───── Stored data ─────

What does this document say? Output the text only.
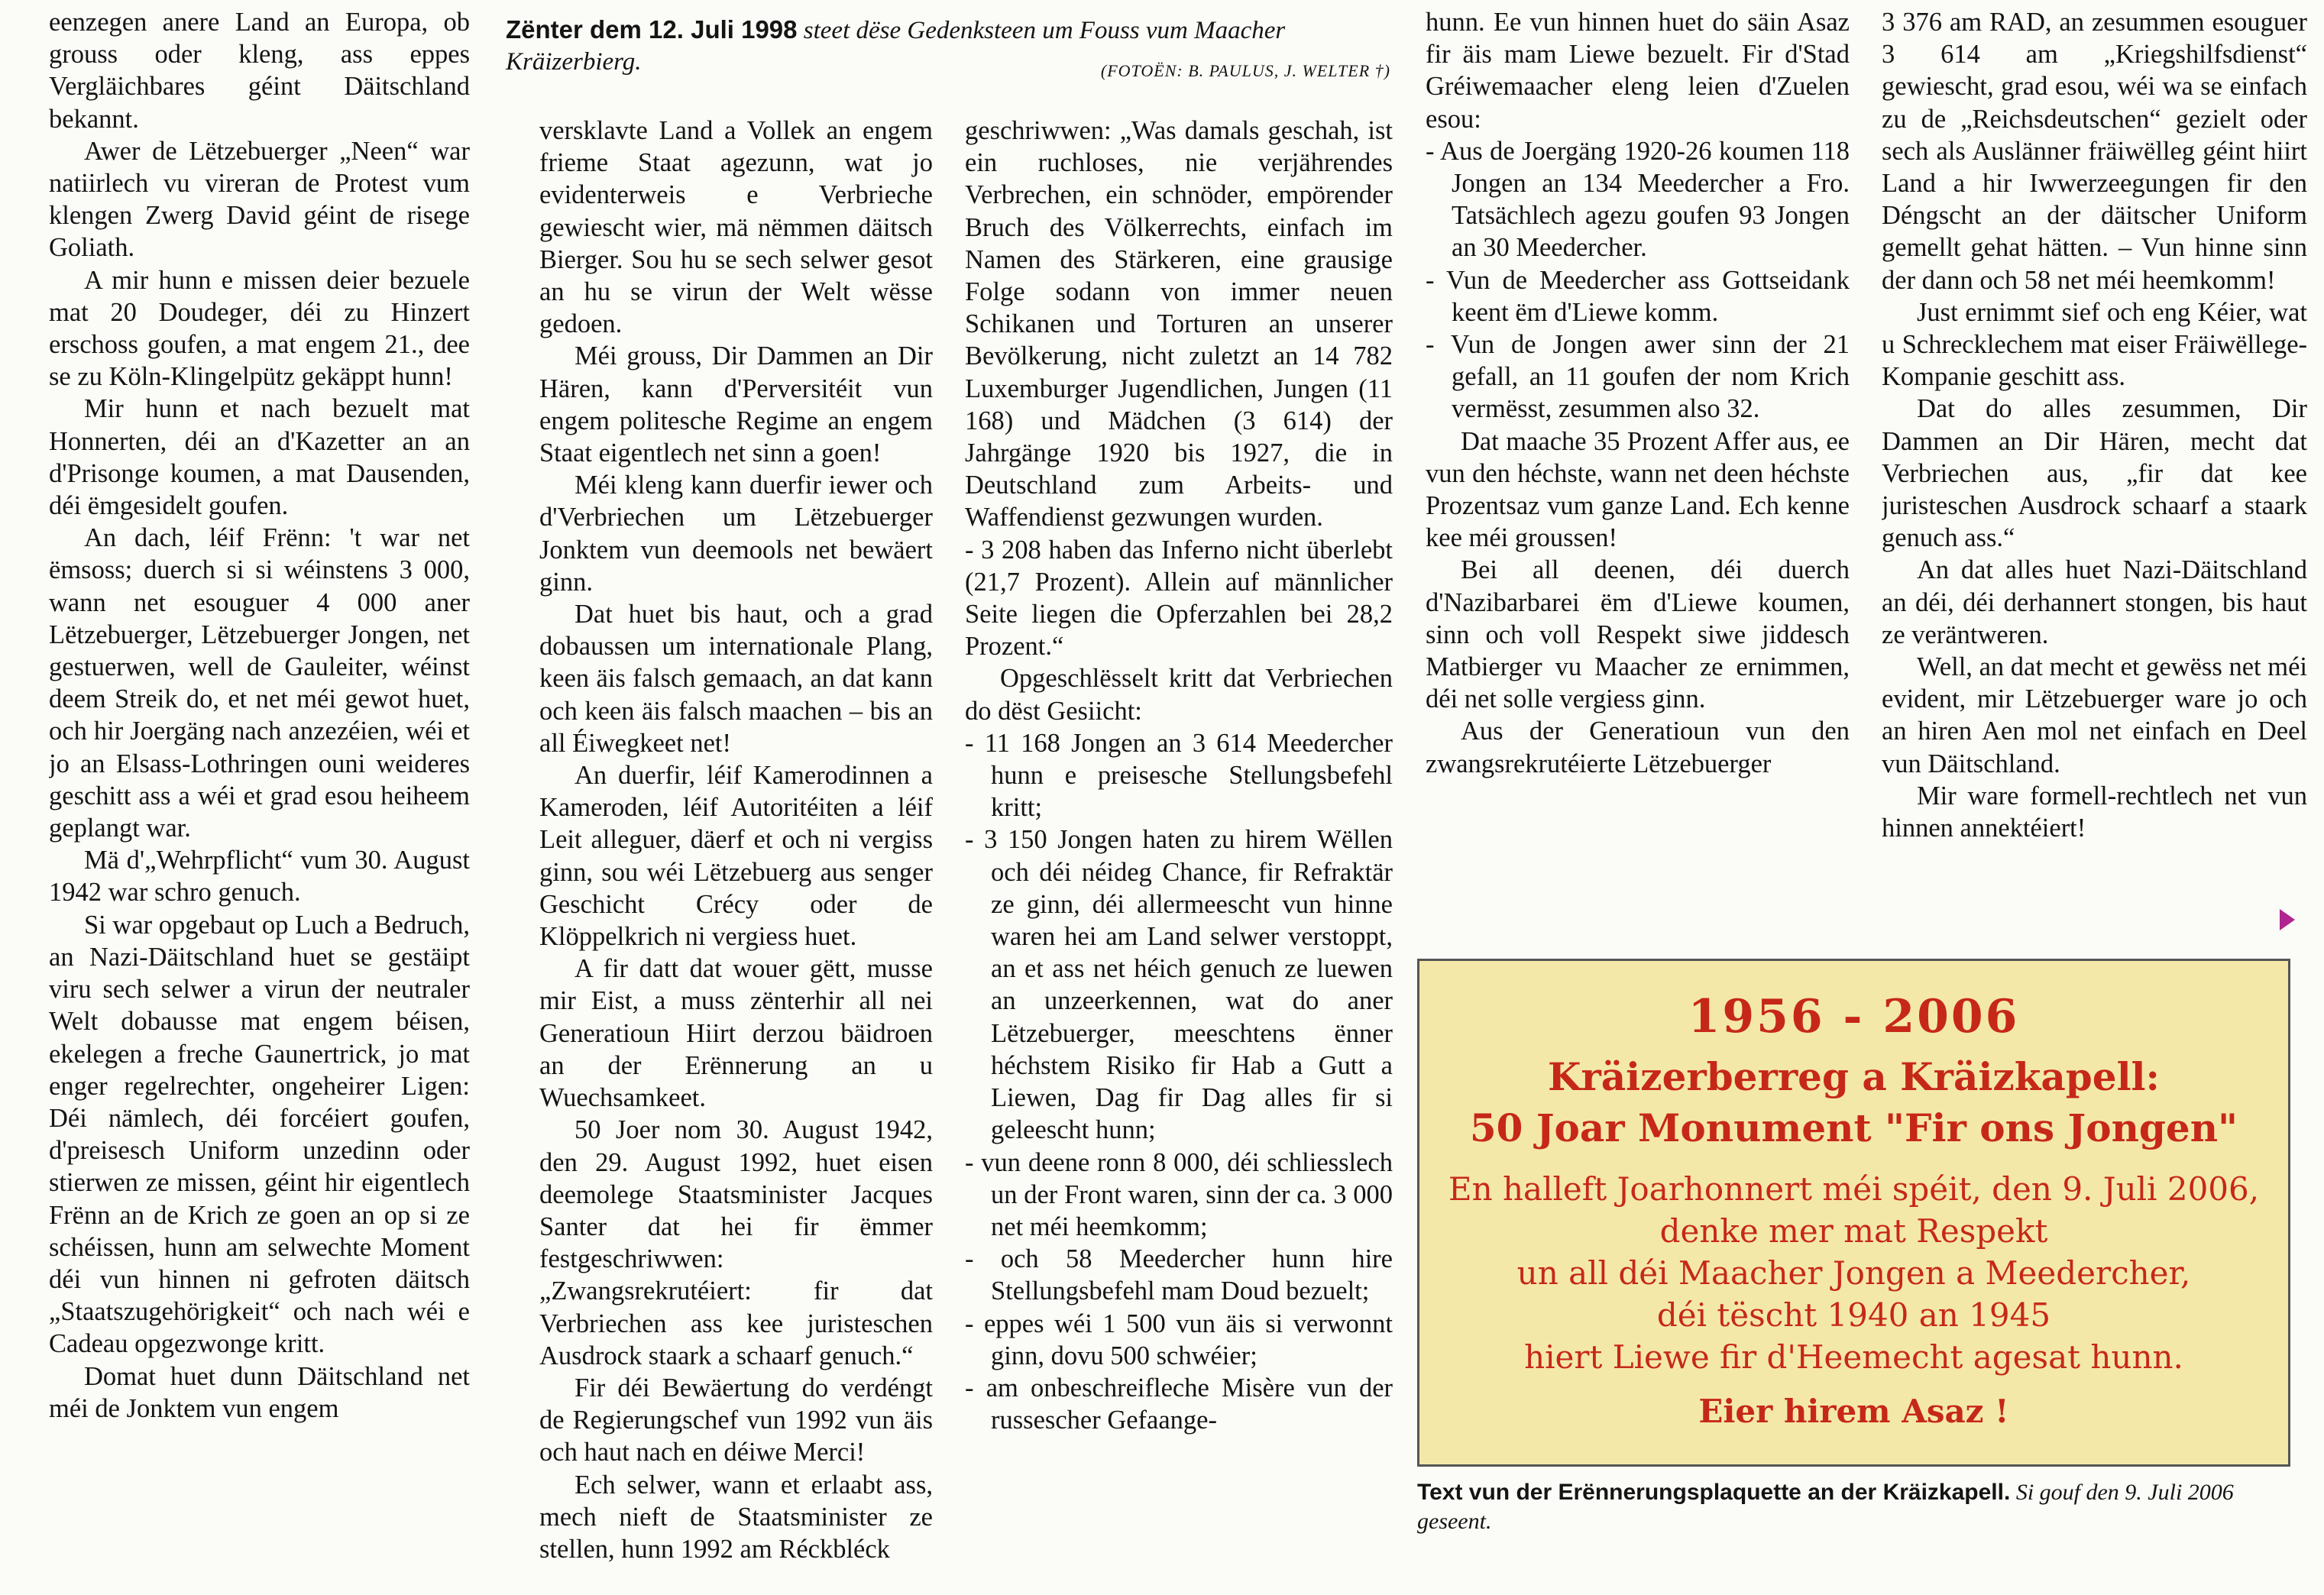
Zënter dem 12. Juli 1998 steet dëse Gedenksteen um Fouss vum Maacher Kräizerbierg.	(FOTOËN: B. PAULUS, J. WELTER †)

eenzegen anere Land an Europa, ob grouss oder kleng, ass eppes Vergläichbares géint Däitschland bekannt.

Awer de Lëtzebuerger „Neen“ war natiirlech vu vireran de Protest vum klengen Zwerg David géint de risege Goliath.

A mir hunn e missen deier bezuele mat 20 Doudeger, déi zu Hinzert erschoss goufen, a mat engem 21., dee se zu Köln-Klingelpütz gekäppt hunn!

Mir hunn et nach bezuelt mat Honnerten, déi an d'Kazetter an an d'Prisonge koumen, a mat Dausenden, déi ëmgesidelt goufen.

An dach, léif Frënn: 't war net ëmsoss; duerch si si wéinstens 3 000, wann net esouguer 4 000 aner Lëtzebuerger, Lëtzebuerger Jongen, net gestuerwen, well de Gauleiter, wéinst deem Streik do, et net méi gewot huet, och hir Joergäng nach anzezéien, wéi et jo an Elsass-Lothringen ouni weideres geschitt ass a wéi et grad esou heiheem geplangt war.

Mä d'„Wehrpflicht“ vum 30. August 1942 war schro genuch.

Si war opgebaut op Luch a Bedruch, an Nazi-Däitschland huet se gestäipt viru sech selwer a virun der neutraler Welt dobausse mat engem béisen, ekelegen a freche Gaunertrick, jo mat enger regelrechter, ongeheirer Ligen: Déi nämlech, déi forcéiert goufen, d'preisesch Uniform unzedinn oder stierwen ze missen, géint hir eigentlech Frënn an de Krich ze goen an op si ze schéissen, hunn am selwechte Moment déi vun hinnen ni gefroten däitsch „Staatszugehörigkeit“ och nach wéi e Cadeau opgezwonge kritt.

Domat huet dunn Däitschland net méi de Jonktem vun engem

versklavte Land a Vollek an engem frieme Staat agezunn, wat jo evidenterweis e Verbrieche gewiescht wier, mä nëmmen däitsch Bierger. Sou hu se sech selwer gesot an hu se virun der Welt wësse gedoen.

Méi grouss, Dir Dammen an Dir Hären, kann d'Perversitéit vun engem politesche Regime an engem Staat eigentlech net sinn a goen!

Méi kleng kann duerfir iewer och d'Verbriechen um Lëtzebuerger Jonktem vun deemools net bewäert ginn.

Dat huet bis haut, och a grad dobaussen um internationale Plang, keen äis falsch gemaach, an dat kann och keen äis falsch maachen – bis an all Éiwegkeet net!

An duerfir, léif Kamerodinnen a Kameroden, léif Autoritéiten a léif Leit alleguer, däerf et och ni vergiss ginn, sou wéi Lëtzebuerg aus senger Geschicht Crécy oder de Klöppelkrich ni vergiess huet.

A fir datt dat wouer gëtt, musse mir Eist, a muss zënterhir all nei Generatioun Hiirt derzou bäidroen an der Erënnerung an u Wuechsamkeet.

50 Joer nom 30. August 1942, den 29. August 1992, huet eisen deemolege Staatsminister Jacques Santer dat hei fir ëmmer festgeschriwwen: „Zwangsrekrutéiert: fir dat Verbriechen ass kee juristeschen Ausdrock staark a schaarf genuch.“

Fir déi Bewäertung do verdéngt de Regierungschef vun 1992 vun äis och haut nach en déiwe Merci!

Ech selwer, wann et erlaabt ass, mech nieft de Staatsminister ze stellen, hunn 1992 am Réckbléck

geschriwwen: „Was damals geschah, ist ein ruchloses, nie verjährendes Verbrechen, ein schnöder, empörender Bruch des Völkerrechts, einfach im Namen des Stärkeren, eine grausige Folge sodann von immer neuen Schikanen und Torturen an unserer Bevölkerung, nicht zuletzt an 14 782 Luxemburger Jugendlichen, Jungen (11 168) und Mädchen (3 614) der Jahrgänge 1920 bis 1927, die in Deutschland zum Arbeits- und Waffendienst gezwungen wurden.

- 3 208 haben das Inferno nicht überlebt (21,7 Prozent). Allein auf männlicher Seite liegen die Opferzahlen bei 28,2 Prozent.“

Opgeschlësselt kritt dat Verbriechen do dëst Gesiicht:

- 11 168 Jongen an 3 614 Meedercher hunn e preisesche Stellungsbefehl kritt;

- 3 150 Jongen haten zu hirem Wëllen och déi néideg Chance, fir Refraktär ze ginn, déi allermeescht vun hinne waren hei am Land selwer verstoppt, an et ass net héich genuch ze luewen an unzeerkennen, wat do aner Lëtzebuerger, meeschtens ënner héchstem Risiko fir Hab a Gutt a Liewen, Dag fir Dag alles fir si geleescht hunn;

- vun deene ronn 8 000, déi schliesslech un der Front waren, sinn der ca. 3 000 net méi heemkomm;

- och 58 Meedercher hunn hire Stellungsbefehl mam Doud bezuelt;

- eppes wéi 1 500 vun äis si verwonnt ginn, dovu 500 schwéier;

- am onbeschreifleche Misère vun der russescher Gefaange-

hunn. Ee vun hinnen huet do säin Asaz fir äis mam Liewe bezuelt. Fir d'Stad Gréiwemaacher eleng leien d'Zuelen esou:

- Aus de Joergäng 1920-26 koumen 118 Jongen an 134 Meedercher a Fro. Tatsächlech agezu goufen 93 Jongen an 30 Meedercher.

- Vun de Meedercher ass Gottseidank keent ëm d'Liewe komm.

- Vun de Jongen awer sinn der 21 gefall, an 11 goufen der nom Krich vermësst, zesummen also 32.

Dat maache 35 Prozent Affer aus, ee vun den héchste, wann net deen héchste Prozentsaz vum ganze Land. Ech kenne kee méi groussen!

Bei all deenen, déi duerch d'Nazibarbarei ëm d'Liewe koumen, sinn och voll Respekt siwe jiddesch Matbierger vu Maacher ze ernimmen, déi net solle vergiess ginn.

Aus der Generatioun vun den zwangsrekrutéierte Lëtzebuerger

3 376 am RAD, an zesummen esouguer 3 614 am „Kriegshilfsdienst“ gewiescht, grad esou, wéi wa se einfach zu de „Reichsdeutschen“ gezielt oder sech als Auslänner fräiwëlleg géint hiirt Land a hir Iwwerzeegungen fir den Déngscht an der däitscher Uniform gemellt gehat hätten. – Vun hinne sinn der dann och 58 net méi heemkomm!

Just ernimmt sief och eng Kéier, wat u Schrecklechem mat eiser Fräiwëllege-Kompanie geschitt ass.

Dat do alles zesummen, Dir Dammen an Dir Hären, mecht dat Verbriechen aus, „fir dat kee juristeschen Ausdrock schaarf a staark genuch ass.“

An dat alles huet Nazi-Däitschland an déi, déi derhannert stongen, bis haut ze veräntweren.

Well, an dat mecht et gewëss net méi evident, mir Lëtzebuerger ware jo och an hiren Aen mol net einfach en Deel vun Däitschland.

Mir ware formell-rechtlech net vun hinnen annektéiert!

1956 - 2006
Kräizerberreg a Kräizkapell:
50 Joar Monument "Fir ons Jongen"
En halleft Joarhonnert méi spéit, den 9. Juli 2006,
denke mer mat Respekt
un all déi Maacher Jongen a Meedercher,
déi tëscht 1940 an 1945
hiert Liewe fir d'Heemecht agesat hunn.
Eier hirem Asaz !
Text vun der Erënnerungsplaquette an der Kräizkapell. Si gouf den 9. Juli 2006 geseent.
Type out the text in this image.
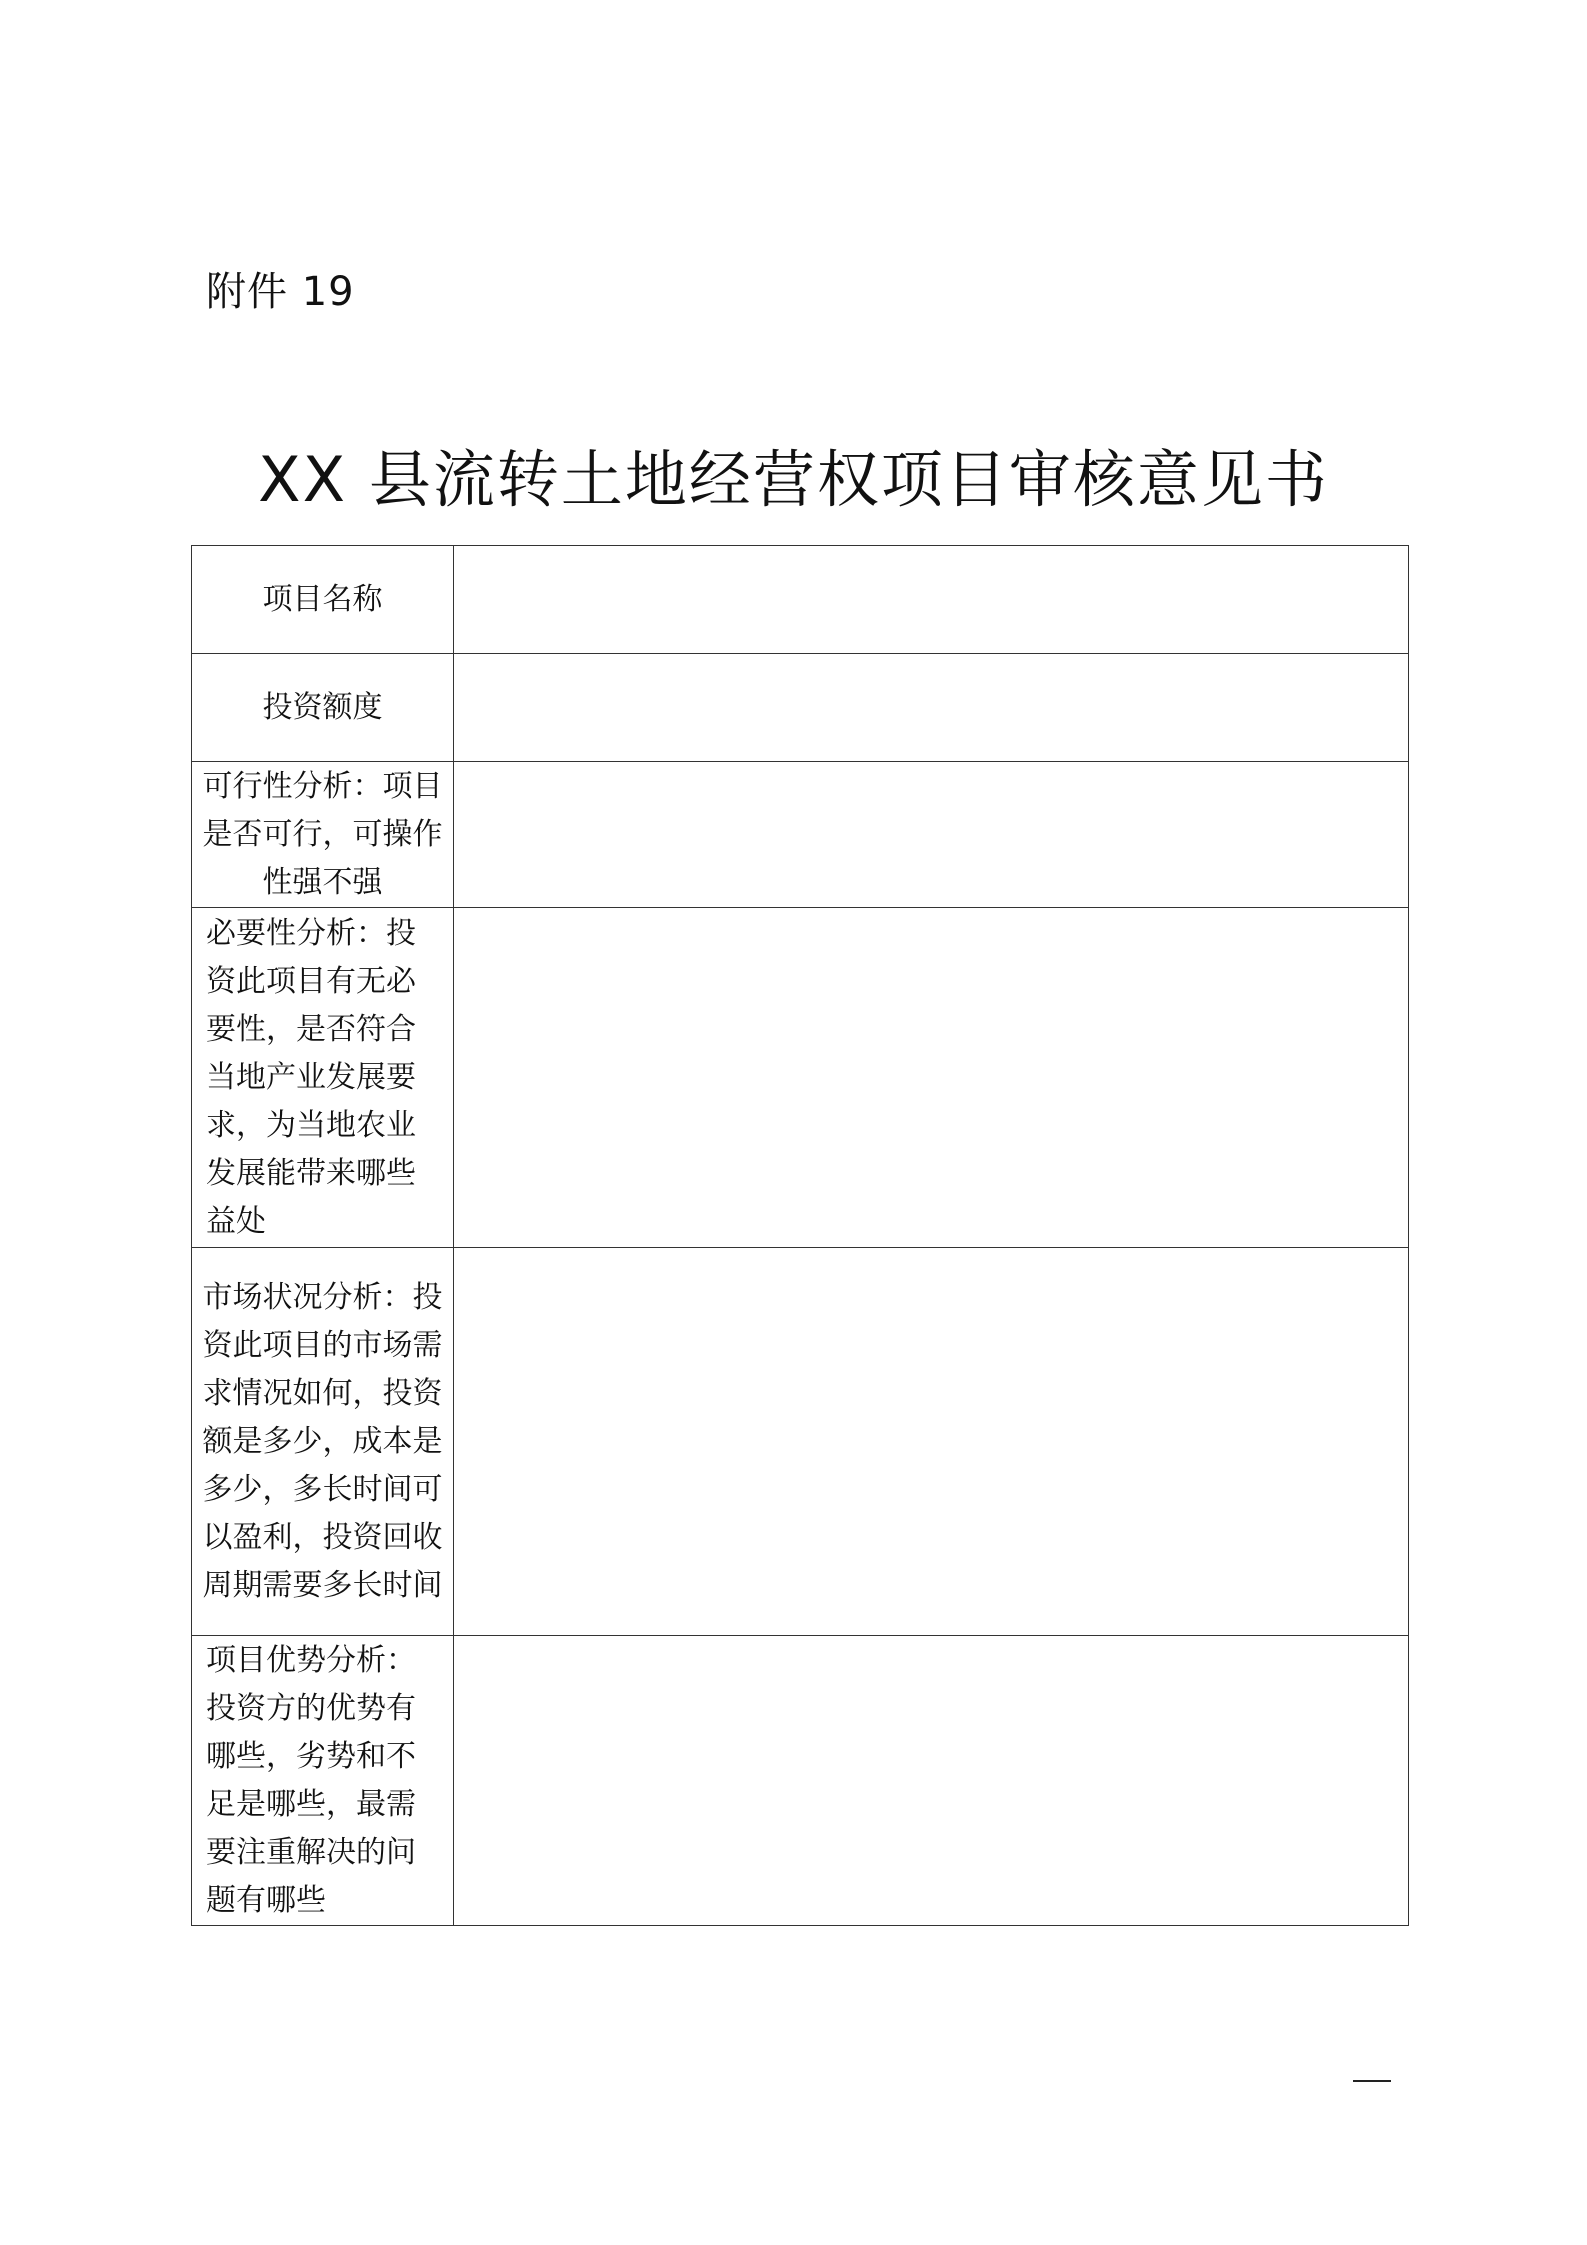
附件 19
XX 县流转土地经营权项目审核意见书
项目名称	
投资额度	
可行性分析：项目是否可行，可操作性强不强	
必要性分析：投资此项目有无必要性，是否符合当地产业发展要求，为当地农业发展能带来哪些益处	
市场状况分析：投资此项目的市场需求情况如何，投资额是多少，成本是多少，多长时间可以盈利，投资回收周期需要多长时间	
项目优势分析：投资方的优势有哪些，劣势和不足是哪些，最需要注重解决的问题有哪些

─────

_Task requirements_
Write out the lines of the listing from the one that holds "Type out the text in this image." to the very last line, both included, exactly as they appear and without any pictures.

_Written answer_
Type out the text in this image.
附件 19
XX 县流转土地经营权项目审核意见书
项目名称	
投资额度	
可行性分析：项目是否可行，可操作性强不强	
必要性分析：投资此项目有无必要性，是否符合当地产业发展要求，为当地农业发展能带来哪些益处	
市场状况分析：投资此项目的市场需求情况如何，投资额是多少，成本是多少，多长时间可以盈利，投资回收周期需要多长时间	
项目优势分析：投资方的优势有哪些，劣势和不足是哪些，最需要注重解决的问题有哪些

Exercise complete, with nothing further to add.